== Dataset entries ==

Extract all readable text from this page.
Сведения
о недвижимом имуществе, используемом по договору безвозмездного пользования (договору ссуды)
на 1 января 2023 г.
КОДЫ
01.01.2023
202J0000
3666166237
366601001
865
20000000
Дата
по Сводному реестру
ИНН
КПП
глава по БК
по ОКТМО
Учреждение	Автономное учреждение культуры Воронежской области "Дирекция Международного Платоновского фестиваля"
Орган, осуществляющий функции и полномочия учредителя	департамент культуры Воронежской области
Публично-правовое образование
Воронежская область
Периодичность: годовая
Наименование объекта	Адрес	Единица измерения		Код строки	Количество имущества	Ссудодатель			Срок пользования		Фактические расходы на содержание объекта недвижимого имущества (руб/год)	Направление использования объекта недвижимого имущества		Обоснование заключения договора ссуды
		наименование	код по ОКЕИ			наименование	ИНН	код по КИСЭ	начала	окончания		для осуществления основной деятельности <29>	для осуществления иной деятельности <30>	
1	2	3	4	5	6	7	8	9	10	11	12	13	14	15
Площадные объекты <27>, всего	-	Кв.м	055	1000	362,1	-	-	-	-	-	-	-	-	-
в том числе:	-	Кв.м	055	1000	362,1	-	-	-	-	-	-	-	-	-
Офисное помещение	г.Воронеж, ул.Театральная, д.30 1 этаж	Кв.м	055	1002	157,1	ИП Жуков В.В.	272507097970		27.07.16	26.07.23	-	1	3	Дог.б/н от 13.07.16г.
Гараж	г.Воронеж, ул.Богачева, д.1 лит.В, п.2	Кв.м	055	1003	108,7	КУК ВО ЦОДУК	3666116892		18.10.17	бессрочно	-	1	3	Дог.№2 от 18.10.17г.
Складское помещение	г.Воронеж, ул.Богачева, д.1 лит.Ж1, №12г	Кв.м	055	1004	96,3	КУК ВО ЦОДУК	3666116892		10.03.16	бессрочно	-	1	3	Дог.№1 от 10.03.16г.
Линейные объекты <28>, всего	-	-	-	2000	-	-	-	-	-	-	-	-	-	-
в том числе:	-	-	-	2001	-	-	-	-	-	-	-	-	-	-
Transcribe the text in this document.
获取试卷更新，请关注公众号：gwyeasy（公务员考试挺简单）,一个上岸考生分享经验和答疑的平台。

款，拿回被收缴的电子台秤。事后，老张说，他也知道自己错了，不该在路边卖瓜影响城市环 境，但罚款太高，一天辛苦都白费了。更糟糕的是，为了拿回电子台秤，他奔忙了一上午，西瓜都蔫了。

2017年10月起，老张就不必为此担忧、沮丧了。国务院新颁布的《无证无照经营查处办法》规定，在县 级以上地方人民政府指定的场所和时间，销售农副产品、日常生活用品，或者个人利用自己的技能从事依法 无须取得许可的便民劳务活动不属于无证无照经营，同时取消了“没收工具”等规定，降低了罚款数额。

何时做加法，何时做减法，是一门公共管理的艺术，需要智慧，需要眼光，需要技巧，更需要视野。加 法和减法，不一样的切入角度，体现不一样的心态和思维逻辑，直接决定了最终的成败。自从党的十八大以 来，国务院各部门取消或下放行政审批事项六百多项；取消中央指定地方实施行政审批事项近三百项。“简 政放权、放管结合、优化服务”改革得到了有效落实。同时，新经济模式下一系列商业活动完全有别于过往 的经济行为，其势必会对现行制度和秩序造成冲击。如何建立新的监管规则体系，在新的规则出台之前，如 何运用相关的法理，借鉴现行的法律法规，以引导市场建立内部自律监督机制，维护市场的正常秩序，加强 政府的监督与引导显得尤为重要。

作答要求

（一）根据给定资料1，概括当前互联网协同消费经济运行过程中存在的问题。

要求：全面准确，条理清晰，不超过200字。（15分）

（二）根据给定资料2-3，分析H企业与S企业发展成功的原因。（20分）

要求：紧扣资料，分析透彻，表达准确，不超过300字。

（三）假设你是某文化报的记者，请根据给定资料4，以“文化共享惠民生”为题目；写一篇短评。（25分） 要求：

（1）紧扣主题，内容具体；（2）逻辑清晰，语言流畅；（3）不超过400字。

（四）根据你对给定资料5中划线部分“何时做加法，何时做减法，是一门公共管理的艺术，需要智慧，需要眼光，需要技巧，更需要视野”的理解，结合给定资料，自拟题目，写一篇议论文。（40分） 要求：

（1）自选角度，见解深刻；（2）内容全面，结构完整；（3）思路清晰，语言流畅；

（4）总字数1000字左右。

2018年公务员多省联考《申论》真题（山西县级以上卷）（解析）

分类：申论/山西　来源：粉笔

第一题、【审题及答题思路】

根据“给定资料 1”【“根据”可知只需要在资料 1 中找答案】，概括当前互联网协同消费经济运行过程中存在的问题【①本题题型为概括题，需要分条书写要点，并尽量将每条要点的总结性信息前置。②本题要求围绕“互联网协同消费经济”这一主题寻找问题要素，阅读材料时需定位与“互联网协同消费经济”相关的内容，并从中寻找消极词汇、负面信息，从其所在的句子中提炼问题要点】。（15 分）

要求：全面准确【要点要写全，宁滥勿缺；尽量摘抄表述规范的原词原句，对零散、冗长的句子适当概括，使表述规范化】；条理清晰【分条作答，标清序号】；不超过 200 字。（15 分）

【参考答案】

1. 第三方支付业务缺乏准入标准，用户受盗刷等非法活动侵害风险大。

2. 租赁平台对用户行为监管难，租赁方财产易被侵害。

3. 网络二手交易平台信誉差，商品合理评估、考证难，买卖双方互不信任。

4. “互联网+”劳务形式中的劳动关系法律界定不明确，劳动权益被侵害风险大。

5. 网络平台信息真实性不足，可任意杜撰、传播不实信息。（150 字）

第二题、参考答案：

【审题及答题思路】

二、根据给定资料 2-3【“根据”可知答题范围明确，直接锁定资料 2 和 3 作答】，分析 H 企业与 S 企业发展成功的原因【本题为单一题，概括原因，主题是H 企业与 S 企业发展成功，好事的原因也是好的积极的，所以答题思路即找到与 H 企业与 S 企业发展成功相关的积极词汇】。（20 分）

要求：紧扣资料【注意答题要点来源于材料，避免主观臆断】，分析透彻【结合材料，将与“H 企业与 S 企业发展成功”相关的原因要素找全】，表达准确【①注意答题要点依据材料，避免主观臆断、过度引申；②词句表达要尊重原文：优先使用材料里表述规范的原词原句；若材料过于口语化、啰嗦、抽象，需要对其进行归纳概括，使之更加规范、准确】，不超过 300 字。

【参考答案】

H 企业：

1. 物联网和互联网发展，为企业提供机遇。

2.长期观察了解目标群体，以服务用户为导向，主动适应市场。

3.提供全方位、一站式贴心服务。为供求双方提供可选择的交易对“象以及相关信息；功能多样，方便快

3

== Objective ==
Everything in the listing above should be restated exactly.

== Task solution ==
Extract all readable text from this page.
Сведения
о недвижимом имуществе, используемом по договору безвозмездного пользования (договору ссуды)
на 1 января 2023 г.
КОДЫ
01.01.2023
202J0000
3666166237
366601001
865
20000000
Дата
по Сводному реестру
ИНН
КПП
глава по БК
по ОКТМО
Учреждение	Автономное учреждение культуры Воронежской области "Дирекция Международного Платоновского фестиваля"
Орган, осуществляющий функции и полномочия учредителя	департамент культуры Воронежской области
Публично-правовое образование
Воронежская область
Периодичность: годовая
Наименование объекта	Адрес	Единица измерения		Код строки	Количество имущества	Ссудодатель			Срок пользования		Фактические расходы на содержание объекта недвижимого имущества (руб/год)	Направление использования объекта недвижимого имущества		Обоснование заключения договора ссуды
		наименование	код по ОКЕИ			наименование	ИНН	код по КИСЭ	начала	окончания		для осуществления основной деятельности <29>	для осуществления иной деятельности <30>	
1	2	3	4	5	6	7	8	9	10	11	12	13	14	15
Площадные объекты <27>, всего	-	Кв.м	055	1000	362,1	-	-	-	-	-	-	-	-	-
в том числе:	-	Кв.м	055	1000	362,1	-	-	-	-	-	-	-	-	-
Офисное помещение	г.Воронеж, ул.Театральная, д.30 1 этаж	Кв.м	055	1002	157,1	ИП Жуков В.В.	272507097970		27.07.16	26.07.23	-	1	3	Дог.б/н от 13.07.16г.
Гараж	г.Воронеж, ул.Богачева, д.1 лит.В, п.2	Кв.м	055	1003	108,7	КУК ВО ЦОДУК	3666116892		18.10.17	бессрочно	-	1	3	Дог.№2 от 18.10.17г.
Складское помещение	г.Воронеж, ул.Богачева, д.1 лит.Ж1, №12г	Кв.м	055	1004	96,3	КУК ВО ЦОДУК	3666116892		10.03.16	бессрочно	-	1	3	Дог.№1 от 10.03.16г.
Линейные объекты <28>, всего	-	-	-	2000	-	-	-	-	-	-	-	-	-	-
в том числе:	-	-	-	2001	-	-	-	-	-	-	-	-	-	-
Transcribe the text in this document.
获取试卷更新，请关注公众号：gwyeasy（公务员考试挺简单）,一个上岸考生分享经验和答疑的平台。

款，拿回被收缴的电子台秤。事后，老张说，他也知道自己错了，不该在路边卖瓜影响城市环 境，但罚款太高，一天辛苦都白费了。更糟糕的是，为了拿回电子台秤，他奔忙了一上午，西瓜都蔫了。

2017年10月起，老张就不必为此担忧、沮丧了。国务院新颁布的《无证无照经营查处办法》规定，在县 级以上地方人民政府指定的场所和时间，销售农副产品、日常生活用品，或者个人利用自己的技能从事依法 无须取得许可的便民劳务活动不属于无证无照经营，同时取消了“没收工具”等规定，降低了罚款数额。

何时做加法，何时做减法，是一门公共管理的艺术，需要智慧，需要眼光，需要技巧，更需要视野。加 法和减法，不一样的切入角度，体现不一样的心态和思维逻辑，直接决定了最终的成败。自从党的十八大以 来，国务院各部门取消或下放行政审批事项六百多项；取消中央指定地方实施行政审批事项近三百项。“简 政放权、放管结合、优化服务”改革得到了有效落实。同时，新经济模式下一系列商业活动完全有别于过往 的经济行为，其势必会对现行制度和秩序造成冲击。如何建立新的监管规则体系，在新的规则出台之前，如 何运用相关的法理，借鉴现行的法律法规，以引导市场建立内部自律监督机制，维护市场的正常秩序，加强 政府的监督与引导显得尤为重要。

作答要求

（一）根据给定资料1，概括当前互联网协同消费经济运行过程中存在的问题。

要求：全面准确，条理清晰，不超过200字。（15分）

（二）根据给定资料2-3，分析H企业与S企业发展成功的原因。（20分）

要求：紧扣资料，分析透彻，表达准确，不超过300字。

（三）假设你是某文化报的记者，请根据给定资料4，以“文化共享惠民生”为题目；写一篇短评。（25分） 要求：

（1）紧扣主题，内容具体；（2）逻辑清晰，语言流畅；（3）不超过400字。

（四）根据你对给定资料5中划线部分“何时做加法，何时做减法，是一门公共管理的艺术，需要智慧，需要眼光，需要技巧，更需要视野”的理解，结合给定资料，自拟题目，写一篇议论文。（40分） 要求：

（1）自选角度，见解深刻；（2）内容全面，结构完整；（3）思路清晰，语言流畅；

（4）总字数1000字左右。

2018年公务员多省联考《申论》真题（山西县级以上卷）（解析）

分类：申论/山西　来源：粉笔

第一题、【审题及答题思路】

根据“给定资料 1”【“根据”可知只需要在资料 1 中找答案】，概括当前互联网协同消费经济运行过程中存在的问题【①本题题型为概括题，需要分条书写要点，并尽量将每条要点的总结性信息前置。②本题要求围绕“互联网协同消费经济”这一主题寻找问题要素，阅读材料时需定位与“互联网协同消费经济”相关的内容，并从中寻找消极词汇、负面信息，从其所在的句子中提炼问题要点】。（15 分）

要求：全面准确【要点要写全，宁滥勿缺；尽量摘抄表述规范的原词原句，对零散、冗长的句子适当概括，使表述规范化】；条理清晰【分条作答，标清序号】；不超过 200 字。（15 分）

【参考答案】

1. 第三方支付业务缺乏准入标准，用户受盗刷等非法活动侵害风险大。

2. 租赁平台对用户行为监管难，租赁方财产易被侵害。

3. 网络二手交易平台信誉差，商品合理评估、考证难，买卖双方互不信任。

4. “互联网+”劳务形式中的劳动关系法律界定不明确，劳动权益被侵害风险大。

5. 网络平台信息真实性不足，可任意杜撰、传播不实信息。（150 字）

第二题、参考答案：

【审题及答题思路】

二、根据给定资料 2-3【“根据”可知答题范围明确，直接锁定资料 2 和 3 作答】，分析 H 企业与 S 企业发展成功的原因【本题为单一题，概括原因，主题是H 企业与 S 企业发展成功，好事的原因也是好的积极的，所以答题思路即找到与 H 企业与 S 企业发展成功相关的积极词汇】。（20 分）

要求：紧扣资料【注意答题要点来源于材料，避免主观臆断】，分析透彻【结合材料，将与“H 企业与 S 企业发展成功”相关的原因要素找全】，表达准确【①注意答题要点依据材料，避免主观臆断、过度引申；②词句表达要尊重原文：优先使用材料里表述规范的原词原句；若材料过于口语化、啰嗦、抽象，需要对其进行归纳概括，使之更加规范、准确】，不超过 300 字。

【参考答案】

H 企业：

1. 物联网和互联网发展，为企业提供机遇。

2.长期观察了解目标群体，以服务用户为导向，主动适应市场。

3.提供全方位、一站式贴心服务。为供求双方提供可选择的交易对“象以及相关信息；功能多样，方便快

3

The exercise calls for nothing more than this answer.